* _Exercise brief_
The answer is one number: how many lines in the data below hold "模拟量接近开关".

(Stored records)
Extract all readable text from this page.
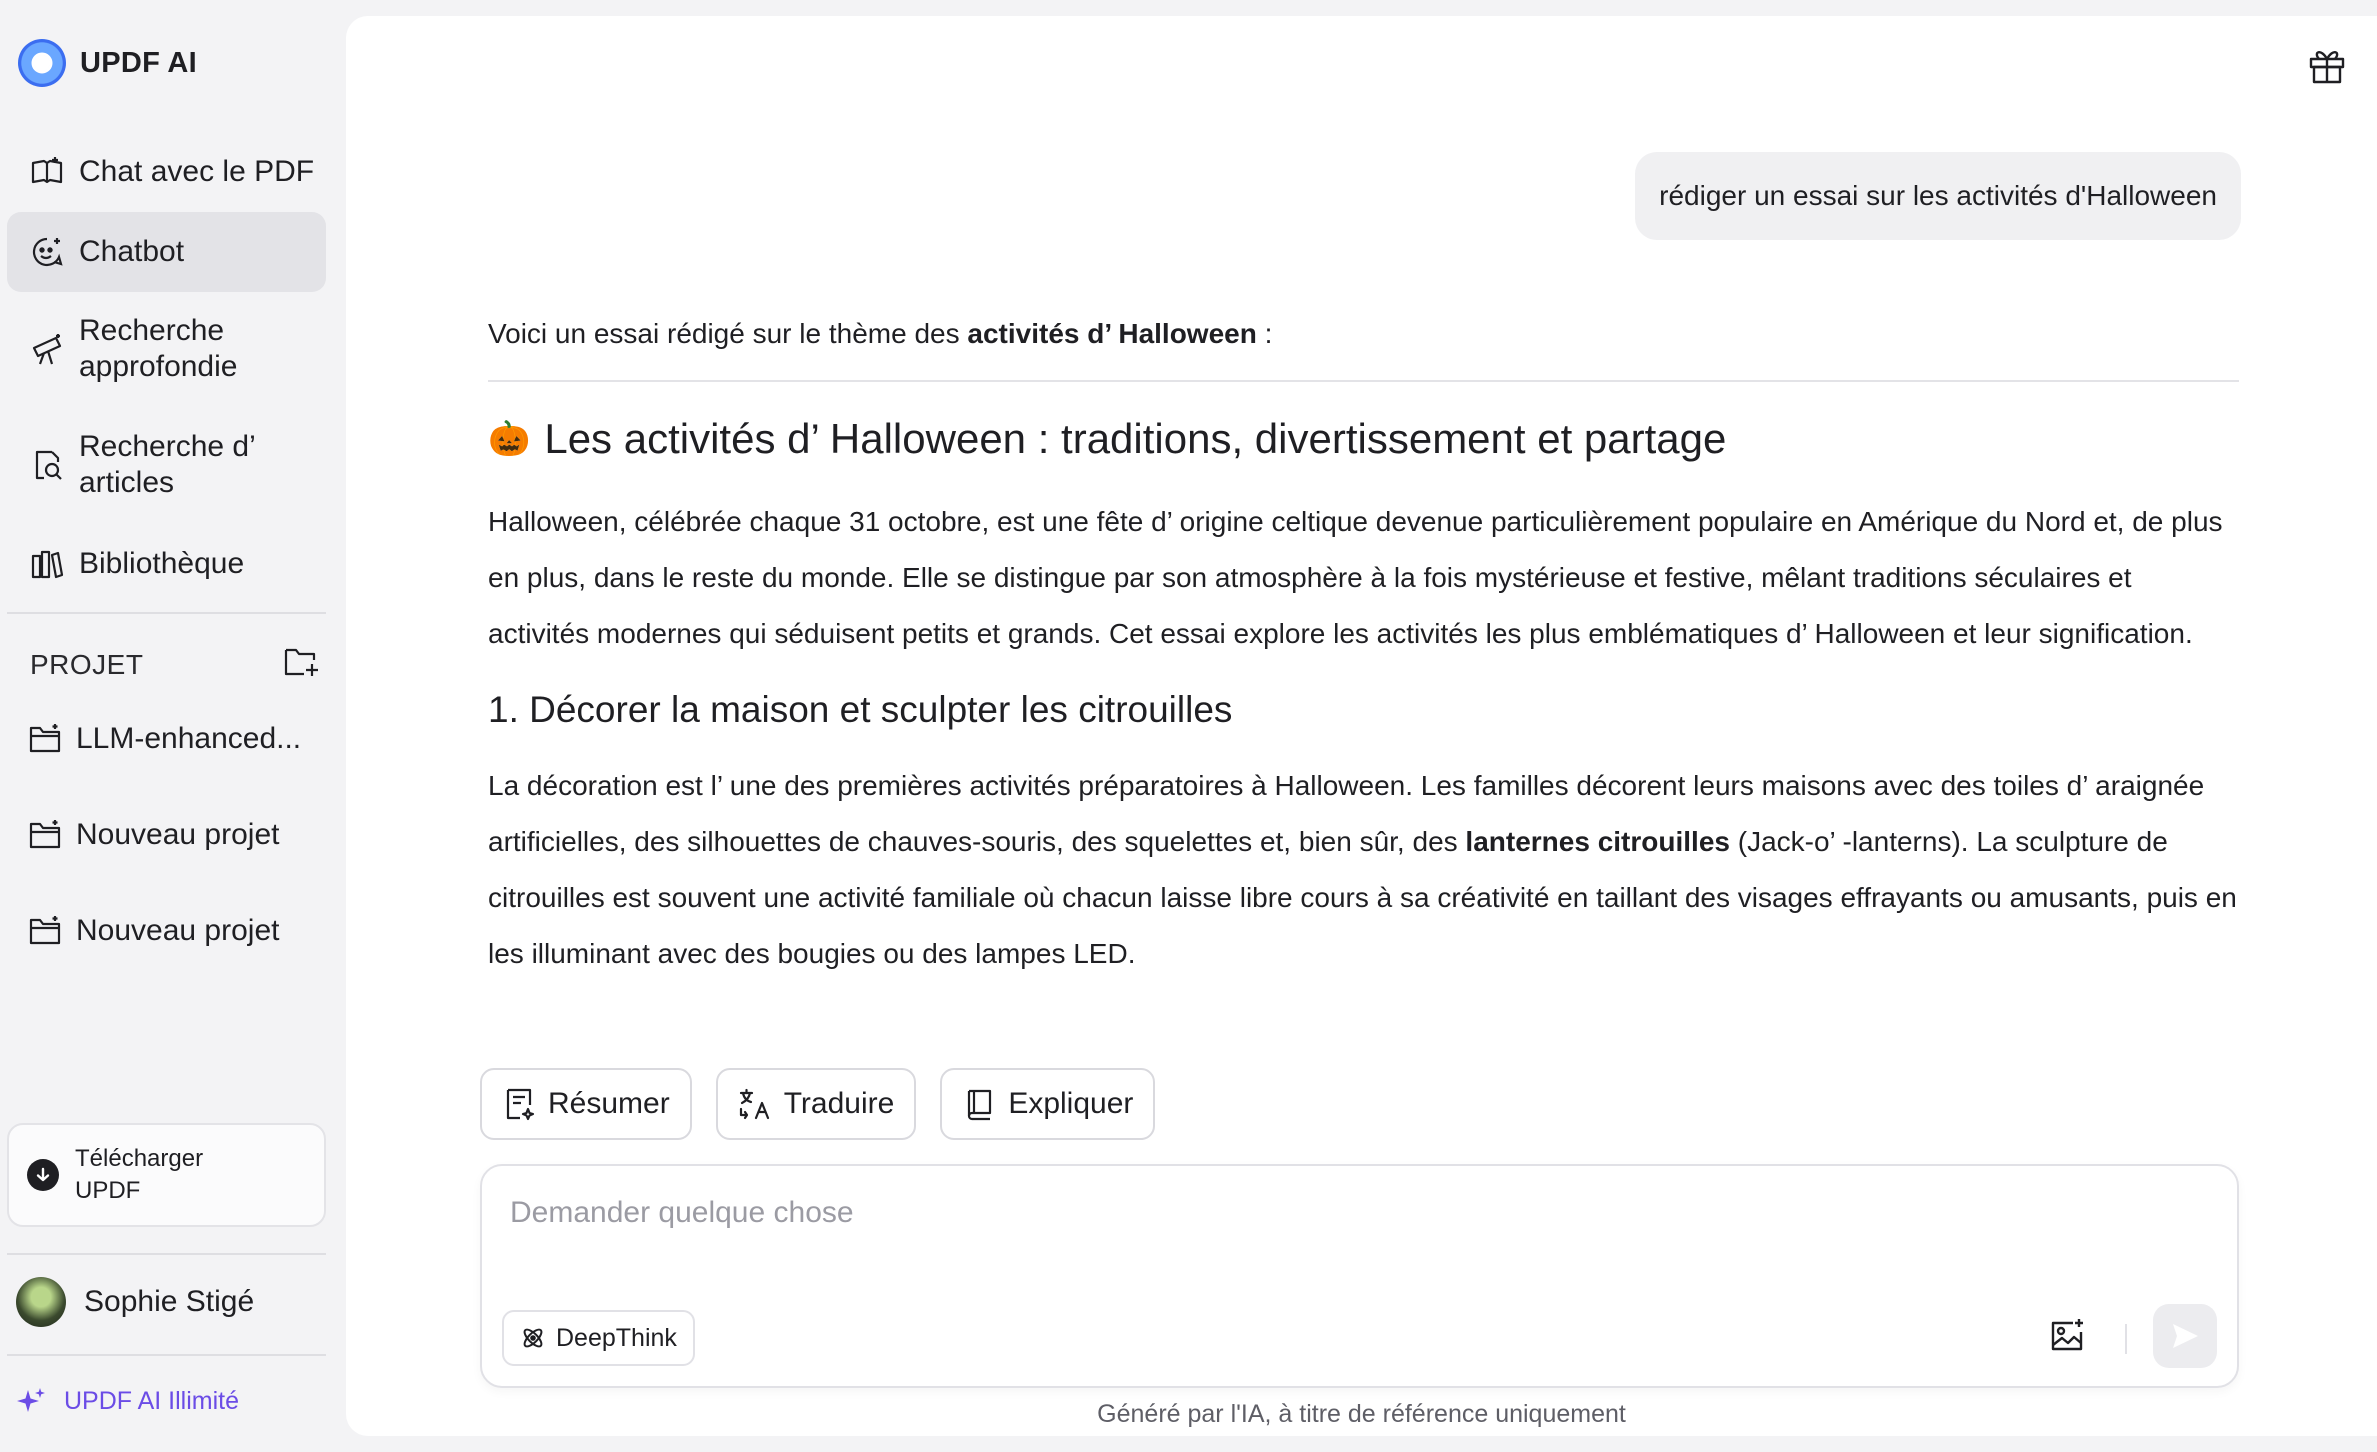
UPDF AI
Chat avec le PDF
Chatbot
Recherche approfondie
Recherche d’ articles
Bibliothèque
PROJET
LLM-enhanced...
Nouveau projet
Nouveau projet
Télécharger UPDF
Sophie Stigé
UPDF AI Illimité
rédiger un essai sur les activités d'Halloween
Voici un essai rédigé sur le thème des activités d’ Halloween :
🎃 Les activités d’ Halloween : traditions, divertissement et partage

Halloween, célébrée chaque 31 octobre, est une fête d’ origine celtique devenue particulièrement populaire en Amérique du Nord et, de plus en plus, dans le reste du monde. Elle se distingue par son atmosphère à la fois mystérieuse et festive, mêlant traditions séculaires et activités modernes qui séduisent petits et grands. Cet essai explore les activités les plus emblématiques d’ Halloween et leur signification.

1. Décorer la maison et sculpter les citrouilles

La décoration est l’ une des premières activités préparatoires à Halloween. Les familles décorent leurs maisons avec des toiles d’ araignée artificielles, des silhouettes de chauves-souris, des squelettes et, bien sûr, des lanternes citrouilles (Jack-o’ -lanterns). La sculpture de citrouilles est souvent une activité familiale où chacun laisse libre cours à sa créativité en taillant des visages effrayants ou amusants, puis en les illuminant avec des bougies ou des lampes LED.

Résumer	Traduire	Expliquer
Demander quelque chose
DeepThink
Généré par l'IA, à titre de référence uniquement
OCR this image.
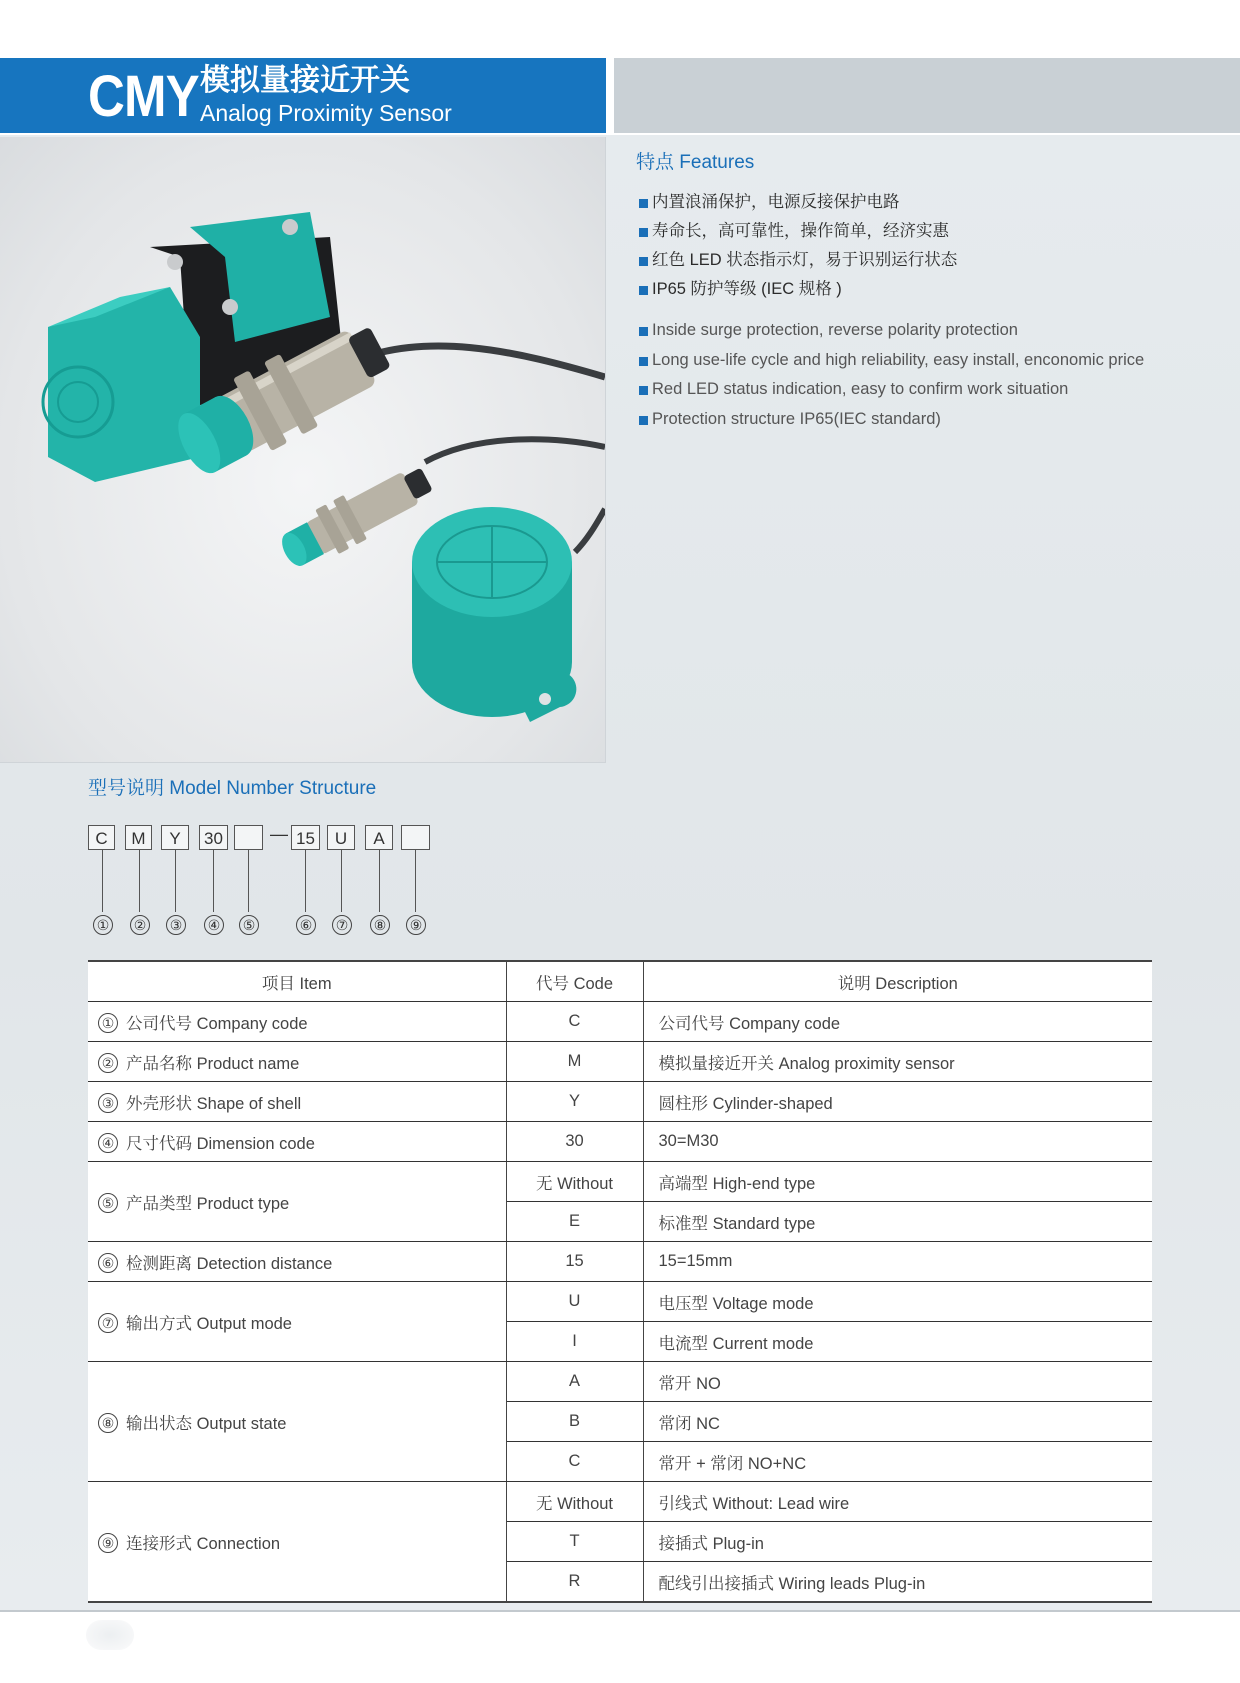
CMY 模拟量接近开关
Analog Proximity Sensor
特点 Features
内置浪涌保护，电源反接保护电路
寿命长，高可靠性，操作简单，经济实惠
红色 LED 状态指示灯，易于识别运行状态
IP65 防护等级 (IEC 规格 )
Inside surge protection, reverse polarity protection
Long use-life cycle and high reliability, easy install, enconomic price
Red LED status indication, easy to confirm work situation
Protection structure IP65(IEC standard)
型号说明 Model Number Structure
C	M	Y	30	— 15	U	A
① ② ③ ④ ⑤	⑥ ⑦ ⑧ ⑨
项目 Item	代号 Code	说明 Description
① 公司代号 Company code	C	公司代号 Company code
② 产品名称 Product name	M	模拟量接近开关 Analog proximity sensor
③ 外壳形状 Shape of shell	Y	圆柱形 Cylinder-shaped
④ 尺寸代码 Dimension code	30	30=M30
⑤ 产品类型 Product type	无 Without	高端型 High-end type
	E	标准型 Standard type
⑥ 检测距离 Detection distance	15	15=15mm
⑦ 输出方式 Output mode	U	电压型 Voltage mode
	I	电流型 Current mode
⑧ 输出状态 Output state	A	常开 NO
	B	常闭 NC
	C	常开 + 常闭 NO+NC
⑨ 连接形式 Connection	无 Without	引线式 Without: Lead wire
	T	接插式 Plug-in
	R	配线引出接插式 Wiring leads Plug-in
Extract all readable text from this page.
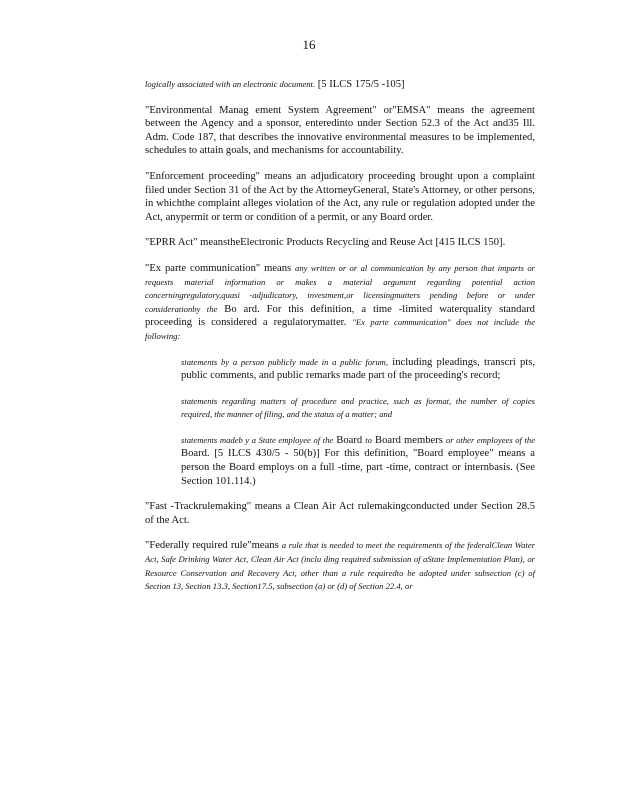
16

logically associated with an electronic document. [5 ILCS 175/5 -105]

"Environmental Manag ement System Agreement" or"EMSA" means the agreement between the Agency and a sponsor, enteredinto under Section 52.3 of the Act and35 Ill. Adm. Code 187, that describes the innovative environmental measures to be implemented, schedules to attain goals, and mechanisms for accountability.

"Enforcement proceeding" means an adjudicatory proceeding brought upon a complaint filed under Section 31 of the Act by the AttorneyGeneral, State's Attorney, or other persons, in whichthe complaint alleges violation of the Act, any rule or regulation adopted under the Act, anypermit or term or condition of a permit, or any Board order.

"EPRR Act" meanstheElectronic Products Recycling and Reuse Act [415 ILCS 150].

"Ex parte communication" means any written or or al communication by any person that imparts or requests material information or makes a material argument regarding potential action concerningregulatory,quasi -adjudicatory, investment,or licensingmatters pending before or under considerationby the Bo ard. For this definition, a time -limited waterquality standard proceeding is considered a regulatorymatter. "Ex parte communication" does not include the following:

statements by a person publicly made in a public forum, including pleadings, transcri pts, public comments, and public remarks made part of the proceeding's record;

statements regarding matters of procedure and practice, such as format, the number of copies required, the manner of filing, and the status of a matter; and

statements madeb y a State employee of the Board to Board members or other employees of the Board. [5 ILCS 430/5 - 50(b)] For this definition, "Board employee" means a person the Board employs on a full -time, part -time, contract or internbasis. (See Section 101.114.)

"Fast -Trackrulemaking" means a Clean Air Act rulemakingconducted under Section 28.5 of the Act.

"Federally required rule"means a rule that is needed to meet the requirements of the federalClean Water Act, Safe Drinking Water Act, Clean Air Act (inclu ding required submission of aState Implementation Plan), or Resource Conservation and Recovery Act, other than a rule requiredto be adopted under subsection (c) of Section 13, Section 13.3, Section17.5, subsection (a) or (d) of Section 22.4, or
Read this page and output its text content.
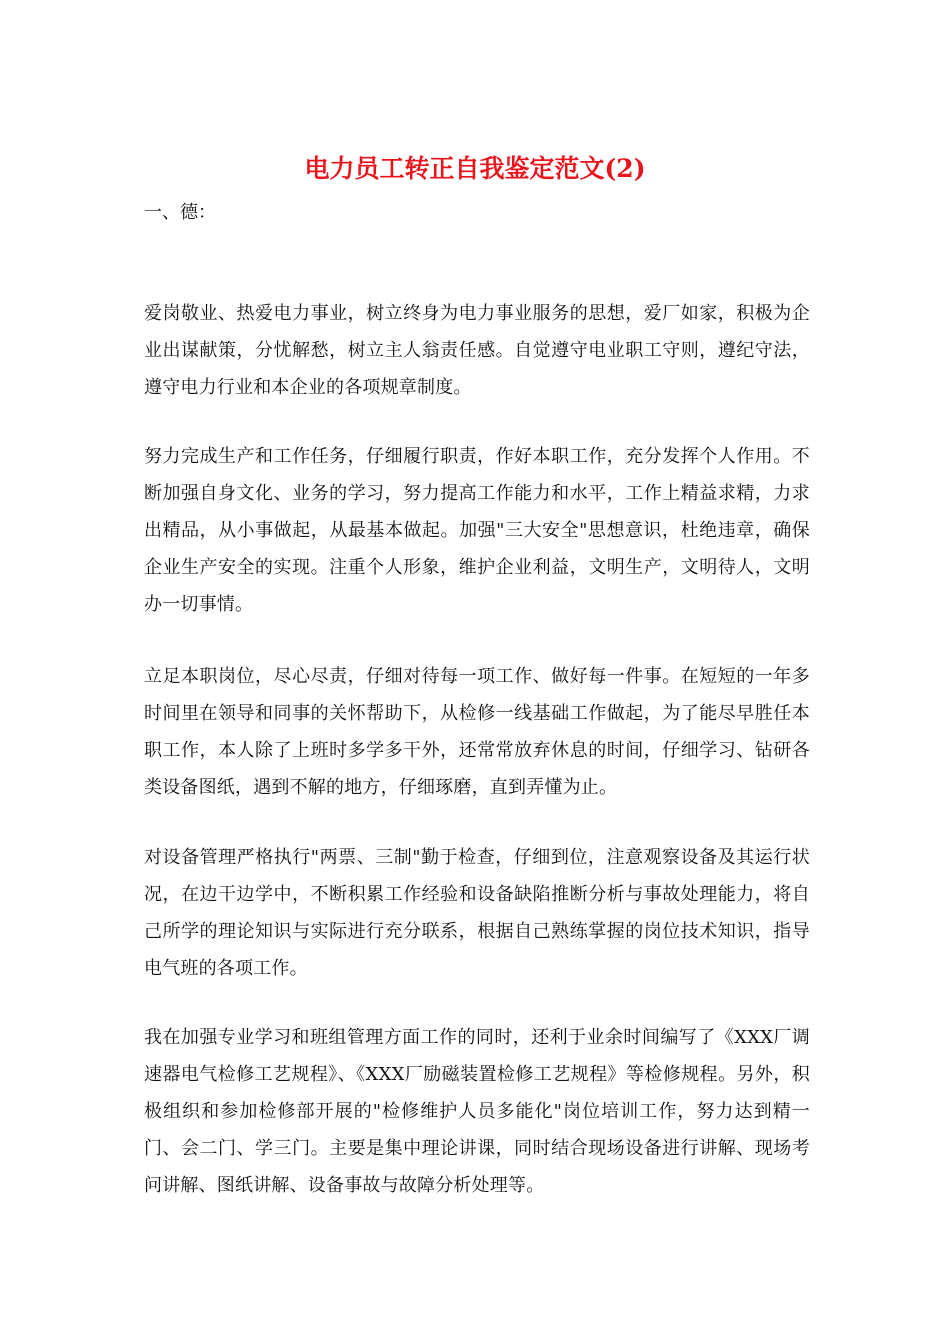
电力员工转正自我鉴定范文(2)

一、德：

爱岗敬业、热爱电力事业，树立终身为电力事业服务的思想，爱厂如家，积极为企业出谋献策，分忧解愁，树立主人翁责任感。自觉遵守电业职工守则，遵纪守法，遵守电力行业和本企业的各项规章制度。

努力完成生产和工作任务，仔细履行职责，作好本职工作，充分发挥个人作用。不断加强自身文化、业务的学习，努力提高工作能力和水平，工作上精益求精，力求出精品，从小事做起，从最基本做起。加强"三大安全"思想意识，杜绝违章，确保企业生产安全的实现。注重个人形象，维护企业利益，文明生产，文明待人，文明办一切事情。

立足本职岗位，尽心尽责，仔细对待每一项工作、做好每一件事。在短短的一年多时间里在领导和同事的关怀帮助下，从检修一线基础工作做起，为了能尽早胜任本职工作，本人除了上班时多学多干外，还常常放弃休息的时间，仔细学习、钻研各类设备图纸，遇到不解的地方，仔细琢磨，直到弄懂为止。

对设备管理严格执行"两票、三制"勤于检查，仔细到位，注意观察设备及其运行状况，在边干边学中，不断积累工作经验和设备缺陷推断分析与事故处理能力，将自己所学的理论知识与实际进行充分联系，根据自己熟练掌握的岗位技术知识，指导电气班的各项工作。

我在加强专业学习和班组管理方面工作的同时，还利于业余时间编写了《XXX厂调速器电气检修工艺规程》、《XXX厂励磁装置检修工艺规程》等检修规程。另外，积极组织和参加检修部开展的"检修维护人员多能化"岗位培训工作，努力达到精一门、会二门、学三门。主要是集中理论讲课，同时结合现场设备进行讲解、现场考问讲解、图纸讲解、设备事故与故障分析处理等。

* _Response_
2